» **Exercise directions**: Do not carry the pictures over; copy every other part of the entries exactly.

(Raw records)
# # #

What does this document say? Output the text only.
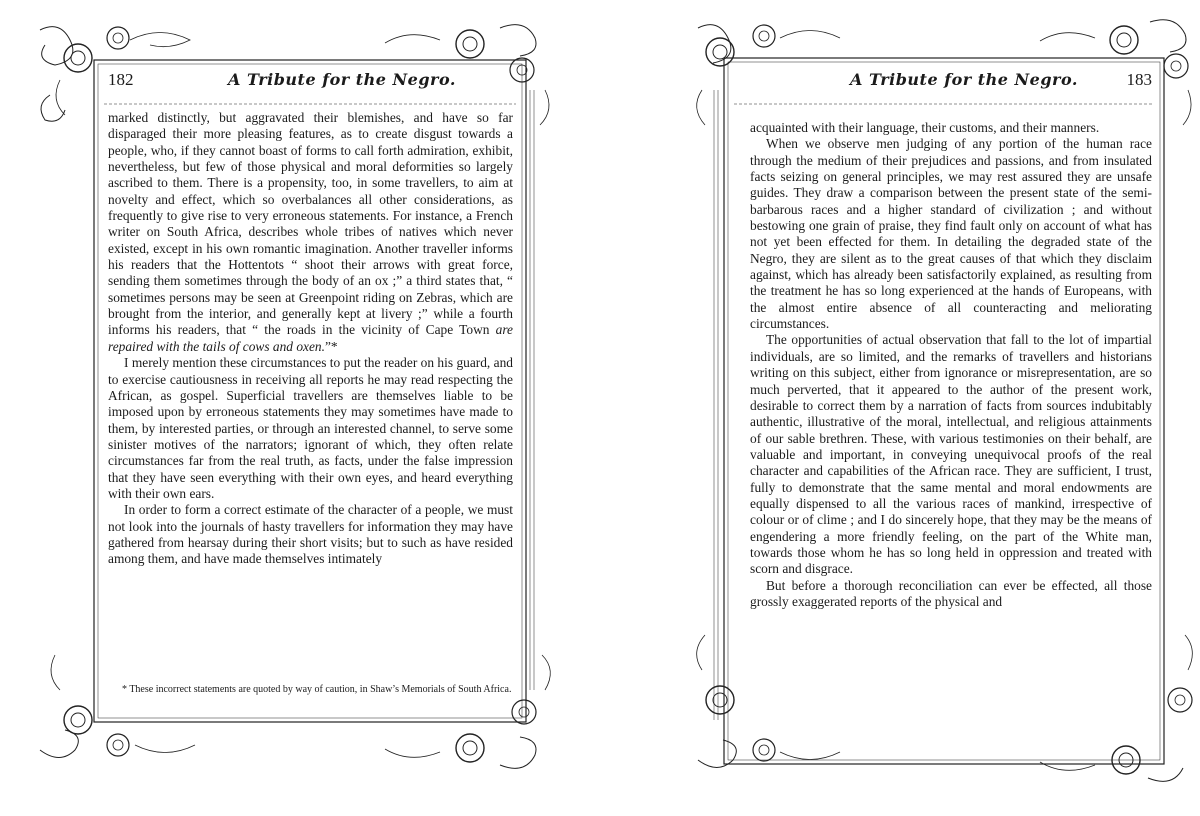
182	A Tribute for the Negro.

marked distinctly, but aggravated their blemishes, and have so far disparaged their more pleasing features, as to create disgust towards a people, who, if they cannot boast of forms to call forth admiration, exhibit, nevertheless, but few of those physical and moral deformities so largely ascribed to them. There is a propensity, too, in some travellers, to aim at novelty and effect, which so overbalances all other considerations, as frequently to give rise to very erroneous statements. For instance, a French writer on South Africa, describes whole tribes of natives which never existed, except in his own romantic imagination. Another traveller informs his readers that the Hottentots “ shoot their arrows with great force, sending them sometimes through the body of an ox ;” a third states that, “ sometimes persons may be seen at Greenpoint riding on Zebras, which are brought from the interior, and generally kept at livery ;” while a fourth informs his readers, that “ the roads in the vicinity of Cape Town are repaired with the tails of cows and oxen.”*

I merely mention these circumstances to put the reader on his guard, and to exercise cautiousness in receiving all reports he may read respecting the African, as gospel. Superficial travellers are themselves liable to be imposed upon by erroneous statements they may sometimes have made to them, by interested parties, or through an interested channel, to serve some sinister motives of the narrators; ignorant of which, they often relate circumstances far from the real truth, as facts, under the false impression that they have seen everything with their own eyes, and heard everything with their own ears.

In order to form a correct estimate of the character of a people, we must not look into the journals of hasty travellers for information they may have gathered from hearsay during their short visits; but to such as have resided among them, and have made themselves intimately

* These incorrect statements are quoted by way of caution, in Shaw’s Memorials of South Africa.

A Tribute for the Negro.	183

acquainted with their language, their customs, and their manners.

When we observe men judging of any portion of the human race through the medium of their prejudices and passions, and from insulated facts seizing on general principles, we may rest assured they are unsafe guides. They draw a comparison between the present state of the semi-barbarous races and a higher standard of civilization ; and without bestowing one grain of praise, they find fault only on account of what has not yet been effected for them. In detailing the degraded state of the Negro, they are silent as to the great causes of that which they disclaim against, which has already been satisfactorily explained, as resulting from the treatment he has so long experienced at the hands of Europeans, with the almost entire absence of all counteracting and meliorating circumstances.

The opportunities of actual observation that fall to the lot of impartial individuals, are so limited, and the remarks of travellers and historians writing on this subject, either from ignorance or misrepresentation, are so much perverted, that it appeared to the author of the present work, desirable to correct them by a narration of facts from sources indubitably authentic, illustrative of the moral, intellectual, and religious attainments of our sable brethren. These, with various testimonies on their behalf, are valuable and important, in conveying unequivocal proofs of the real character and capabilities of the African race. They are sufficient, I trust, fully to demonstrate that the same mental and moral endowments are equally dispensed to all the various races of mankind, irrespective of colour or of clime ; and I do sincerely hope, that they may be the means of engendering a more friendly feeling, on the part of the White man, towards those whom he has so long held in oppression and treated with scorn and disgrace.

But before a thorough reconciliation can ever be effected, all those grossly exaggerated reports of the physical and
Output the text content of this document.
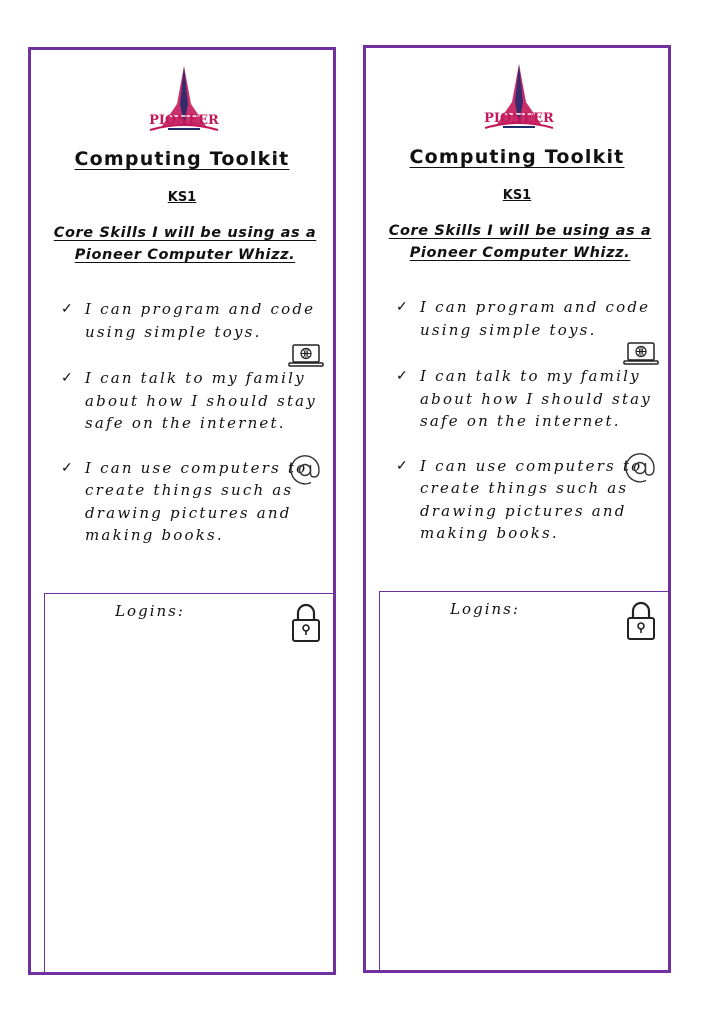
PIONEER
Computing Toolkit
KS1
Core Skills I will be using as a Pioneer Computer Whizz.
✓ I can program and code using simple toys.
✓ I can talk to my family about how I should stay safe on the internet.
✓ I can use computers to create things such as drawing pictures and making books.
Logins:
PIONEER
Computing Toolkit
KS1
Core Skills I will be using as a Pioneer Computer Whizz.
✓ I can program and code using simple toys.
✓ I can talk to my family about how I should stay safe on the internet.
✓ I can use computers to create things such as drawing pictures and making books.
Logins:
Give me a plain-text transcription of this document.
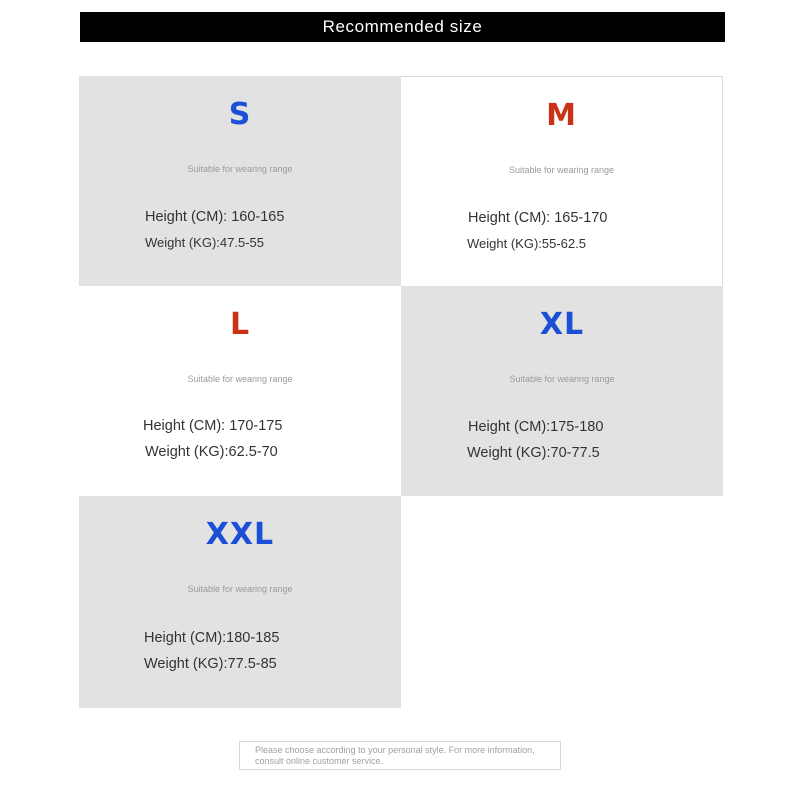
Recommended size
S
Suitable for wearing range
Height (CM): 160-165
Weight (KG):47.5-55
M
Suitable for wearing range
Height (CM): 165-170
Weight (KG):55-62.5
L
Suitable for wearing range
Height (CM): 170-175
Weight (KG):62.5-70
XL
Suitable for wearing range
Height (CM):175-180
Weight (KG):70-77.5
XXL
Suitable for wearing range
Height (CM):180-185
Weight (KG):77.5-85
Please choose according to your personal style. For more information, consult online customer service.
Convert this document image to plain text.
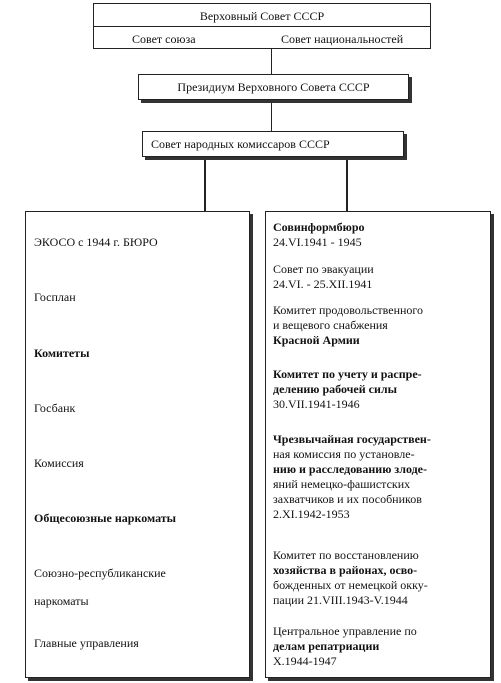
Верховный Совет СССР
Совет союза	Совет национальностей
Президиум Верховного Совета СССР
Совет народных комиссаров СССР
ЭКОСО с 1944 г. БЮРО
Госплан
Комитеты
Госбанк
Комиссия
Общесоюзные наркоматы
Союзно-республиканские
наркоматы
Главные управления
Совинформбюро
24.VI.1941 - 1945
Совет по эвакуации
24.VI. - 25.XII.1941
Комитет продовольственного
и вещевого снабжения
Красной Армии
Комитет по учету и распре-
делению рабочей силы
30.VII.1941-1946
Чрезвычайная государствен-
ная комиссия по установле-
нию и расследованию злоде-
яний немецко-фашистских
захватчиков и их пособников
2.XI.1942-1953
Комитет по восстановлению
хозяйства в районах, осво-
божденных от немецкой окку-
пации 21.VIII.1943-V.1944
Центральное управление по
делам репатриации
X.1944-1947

# # #

» **Answer to the task**:
What does this document say? Output the text only.
182	A Tribute for the Negro.

marked distinctly, but aggravated their blemishes, and have so far disparaged their more pleasing features, as to create disgust towards a people, who, if they cannot boast of forms to call forth admiration, exhibit, nevertheless, but few of those physical and moral deformities so largely ascribed to them. There is a propensity, too, in some travellers, to aim at novelty and effect, which so overbalances all other considerations, as frequently to give rise to very erroneous statements. For instance, a French writer on South Africa, describes whole tribes of natives which never existed, except in his own romantic imagination. Another traveller informs his readers that the Hottentots “ shoot their arrows with great force, sending them sometimes through the body of an ox ;” a third states that, “ sometimes persons may be seen at Greenpoint riding on Zebras, which are brought from the interior, and generally kept at livery ;” while a fourth informs his readers, that “ the roads in the vicinity of Cape Town are repaired with the tails of cows and oxen.”*

I merely mention these circumstances to put the reader on his guard, and to exercise cautiousness in receiving all reports he may read respecting the African, as gospel. Superficial travellers are themselves liable to be imposed upon by erroneous statements they may sometimes have made to them, by interested parties, or through an interested channel, to serve some sinister motives of the narrators; ignorant of which, they often relate circumstances far from the real truth, as facts, under the false impression that they have seen everything with their own eyes, and heard everything with their own ears.

In order to form a correct estimate of the character of a people, we must not look into the journals of hasty travellers for information they may have gathered from hearsay during their short visits; but to such as have resided among them, and have made themselves intimately

* These incorrect statements are quoted by way of caution, in Shaw’s Memorials of South Africa.

A Tribute for the Negro.	183

acquainted with their language, their customs, and their manners.

When we observe men judging of any portion of the human race through the medium of their prejudices and passions, and from insulated facts seizing on general principles, we may rest assured they are unsafe guides. They draw a comparison between the present state of the semi-barbarous races and a higher standard of civilization ; and without bestowing one grain of praise, they find fault only on account of what has not yet been effected for them. In detailing the degraded state of the Negro, they are silent as to the great causes of that which they disclaim against, which has already been satisfactorily explained, as resulting from the treatment he has so long experienced at the hands of Europeans, with the almost entire absence of all counteracting and meliorating circumstances.

The opportunities of actual observation that fall to the lot of impartial individuals, are so limited, and the remarks of travellers and historians writing on this subject, either from ignorance or misrepresentation, are so much perverted, that it appeared to the author of the present work, desirable to correct them by a narration of facts from sources indubitably authentic, illustrative of the moral, intellectual, and religious attainments of our sable brethren. These, with various testimonies on their behalf, are valuable and important, in conveying unequivocal proofs of the real character and capabilities of the African race. They are sufficient, I trust, fully to demonstrate that the same mental and moral endowments are equally dispensed to all the various races of mankind, irrespective of colour or of clime ; and I do sincerely hope, that they may be the means of engendering a more friendly feeling, on the part of the White man, towards those whom he has so long held in oppression and treated with scorn and disgrace.

But before a thorough reconciliation can ever be effected, all those grossly exaggerated reports of the physical and
Output the text content of this document.
PIONEER
Computing Toolkit
KS1
Core Skills I will be using as a Pioneer Computer Whizz.
✓ I can program and code using simple toys.
✓ I can talk to my family about how I should stay safe on the internet.
✓ I can use computers to create things such as drawing pictures and making books.
Logins:
PIONEER
Computing Toolkit
KS1
Core Skills I will be using as a Pioneer Computer Whizz.
✓ I can program and code using simple toys.
✓ I can talk to my family about how I should stay safe on the internet.
✓ I can use computers to create things such as drawing pictures and making books.
Logins:
Give me a plain-text transcription of this document.
Recommended size
S
Suitable for wearing range
Height (CM): 160-165
Weight (KG):47.5-55
M
Suitable for wearing range
Height (CM): 165-170
Weight (KG):55-62.5
L
Suitable for wearing range
Height (CM): 170-175
Weight (KG):62.5-70
XL
Suitable for wearing range
Height (CM):175-180
Weight (KG):70-77.5
XXL
Suitable for wearing range
Height (CM):180-185
Weight (KG):77.5-85
Please choose according to your personal style. For more information, consult online customer service.
Convert this document image to plain text.
Верховный Совет СССР
Совет союза	Совет национальностей
Президиум Верховного Совета СССР
Совет народных комиссаров СССР
ЭКОСО с 1944 г. БЮРО
Госплан
Комитеты
Госбанк
Комиссия
Общесоюзные наркоматы
Союзно-республиканские
наркоматы
Главные управления
Совинформбюро
24.VI.1941 - 1945
Совет по эвакуации
24.VI. - 25.XII.1941
Комитет продовольственного
и вещевого снабжения
Красной Армии
Комитет по учету и распре-
делению рабочей силы
30.VII.1941-1946
Чрезвычайная государствен-
ная комиссия по установле-
нию и расследованию злоде-
яний немецко-фашистских
захватчиков и их пособников
2.XI.1942-1953
Комитет по восстановлению
хозяйства в районах, осво-
божденных от немецкой окку-
пации 21.VIII.1943-V.1944
Центральное управление по
делам репатриации
X.1944-1947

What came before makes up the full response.